[Short exercise]
Below is a block of records; reproduce all of them exactly and leave out any pictures.
----
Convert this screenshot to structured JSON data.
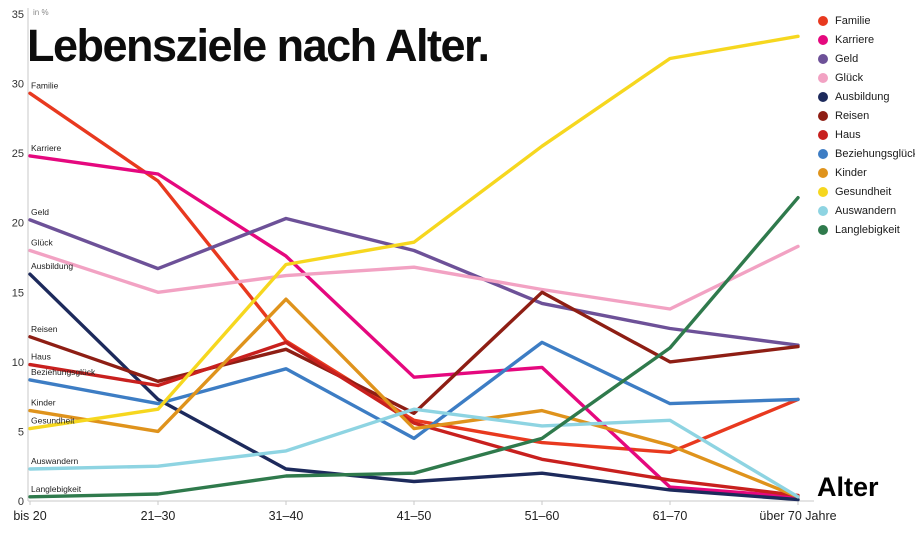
{
  "title": "Lebensziele nach Alter.",
  "y_axis_unit": "in %",
  "x_axis_title": "Alter",
  "chart_data": {
    "type": "line",
    "grid": false,
    "legend_position": "top-right",
    "ylim": [
      0,
      35
    ],
    "y_ticks": [
      0,
      5,
      10,
      15,
      20,
      25,
      30,
      35
    ],
    "categories": [
      "bis 20",
      "21–30",
      "31–40",
      "41–50",
      "51–60",
      "61–70",
      "über 70 Jahre"
    ],
    "series": [
      {
        "name": "Familie",
        "color": "#e8391f",
        "values": [
          29.3,
          23.0,
          11.5,
          5.8,
          4.2,
          3.5,
          7.3
        ]
      },
      {
        "name": "Karriere",
        "color": "#e5087e",
        "values": [
          24.8,
          23.5,
          17.6,
          8.9,
          9.6,
          1.0,
          0.3
        ]
      },
      {
        "name": "Geld",
        "color": "#6d5198",
        "values": [
          20.2,
          16.7,
          20.3,
          18.0,
          14.2,
          12.4,
          11.2
        ]
      },
      {
        "name": "Glück",
        "color": "#f2a2c3",
        "values": [
          18.0,
          15.0,
          16.2,
          16.8,
          15.2,
          13.8,
          18.3
        ]
      },
      {
        "name": "Ausbildung",
        "color": "#1d2a5c",
        "values": [
          16.3,
          7.3,
          2.3,
          1.4,
          2.0,
          0.8,
          0.1
        ]
      },
      {
        "name": "Reisen",
        "color": "#8e1e14",
        "values": [
          11.8,
          8.6,
          10.9,
          6.3,
          15.0,
          10.0,
          11.1
        ]
      },
      {
        "name": "Haus",
        "color": "#c8201e",
        "values": [
          9.8,
          8.3,
          11.4,
          5.6,
          3.0,
          1.5,
          0.4
        ]
      },
      {
        "name": "Beziehungsglück",
        "color": "#3d7dc4",
        "values": [
          8.7,
          7.0,
          9.5,
          4.5,
          11.4,
          7.0,
          7.3
        ]
      },
      {
        "name": "Kinder",
        "color": "#df931c",
        "values": [
          6.5,
          5.0,
          14.5,
          5.2,
          6.5,
          4.0,
          0.3
        ]
      },
      {
        "name": "Gesundheit",
        "color": "#f6d71f",
        "values": [
          5.2,
          6.6,
          17.0,
          18.6,
          25.5,
          31.8,
          33.4
        ]
      },
      {
        "name": "Auswandern",
        "color": "#8ed4e2",
        "values": [
          2.3,
          2.5,
          3.6,
          6.6,
          5.4,
          5.8,
          0.3
        ]
      },
      {
        "name": "Langlebigkeit",
        "color": "#2f7a4c",
        "values": [
          0.3,
          0.5,
          1.8,
          2.0,
          4.5,
          11.0,
          21.8
        ]
      }
    ]
  }
}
----
[Exercise solution]
Convert this screenshot to structured JSON data.
{
  "title": "Lebensziele nach Alter.",
  "y_axis_unit": "in %",
  "x_axis_title": "Alter",
  "chart_data": {
    "type": "line",
    "grid": false,
    "legend_position": "top-right",
    "ylim": [
      0,
      35
    ],
    "y_ticks": [
      0,
      5,
      10,
      15,
      20,
      25,
      30,
      35
    ],
    "categories": [
      "bis 20",
      "21–30",
      "31–40",
      "41–50",
      "51–60",
      "61–70",
      "über 70 Jahre"
    ],
    "series": [
      {
        "name": "Familie",
        "color": "#e8391f",
        "values": [
          29.3,
          23.0,
          11.5,
          5.8,
          4.2,
          3.5,
          7.3
        ]
      },
      {
        "name": "Karriere",
        "color": "#e5087e",
        "values": [
          24.8,
          23.5,
          17.6,
          8.9,
          9.6,
          1.0,
          0.3
        ]
      },
      {
        "name": "Geld",
        "color": "#6d5198",
        "values": [
          20.2,
          16.7,
          20.3,
          18.0,
          14.2,
          12.4,
          11.2
        ]
      },
      {
        "name": "Glück",
        "color": "#f2a2c3",
        "values": [
          18.0,
          15.0,
          16.2,
          16.8,
          15.2,
          13.8,
          18.3
        ]
      },
      {
        "name": "Ausbildung",
        "color": "#1d2a5c",
        "values": [
          16.3,
          7.3,
          2.3,
          1.4,
          2.0,
          0.8,
          0.1
        ]
      },
      {
        "name": "Reisen",
        "color": "#8e1e14",
        "values": [
          11.8,
          8.6,
          10.9,
          6.3,
          15.0,
          10.0,
          11.1
        ]
      },
      {
        "name": "Haus",
        "color": "#c8201e",
        "values": [
          9.8,
          8.3,
          11.4,
          5.6,
          3.0,
          1.5,
          0.4
        ]
      },
      {
        "name": "Beziehungsglück",
        "color": "#3d7dc4",
        "values": [
          8.7,
          7.0,
          9.5,
          4.5,
          11.4,
          7.0,
          7.3
        ]
      },
      {
        "name": "Kinder",
        "color": "#df931c",
        "values": [
          6.5,
          5.0,
          14.5,
          5.2,
          6.5,
          4.0,
          0.3
        ]
      },
      {
        "name": "Gesundheit",
        "color": "#f6d71f",
        "values": [
          5.2,
          6.6,
          17.0,
          18.6,
          25.5,
          31.8,
          33.4
        ]
      },
      {
        "name": "Auswandern",
        "color": "#8ed4e2",
        "values": [
          2.3,
          2.5,
          3.6,
          6.6,
          5.4,
          5.8,
          0.3
        ]
      },
      {
        "name": "Langlebigkeit",
        "color": "#2f7a4c",
        "values": [
          0.3,
          0.5,
          1.8,
          2.0,
          4.5,
          11.0,
          21.8
        ]
      }
    ]
  }
}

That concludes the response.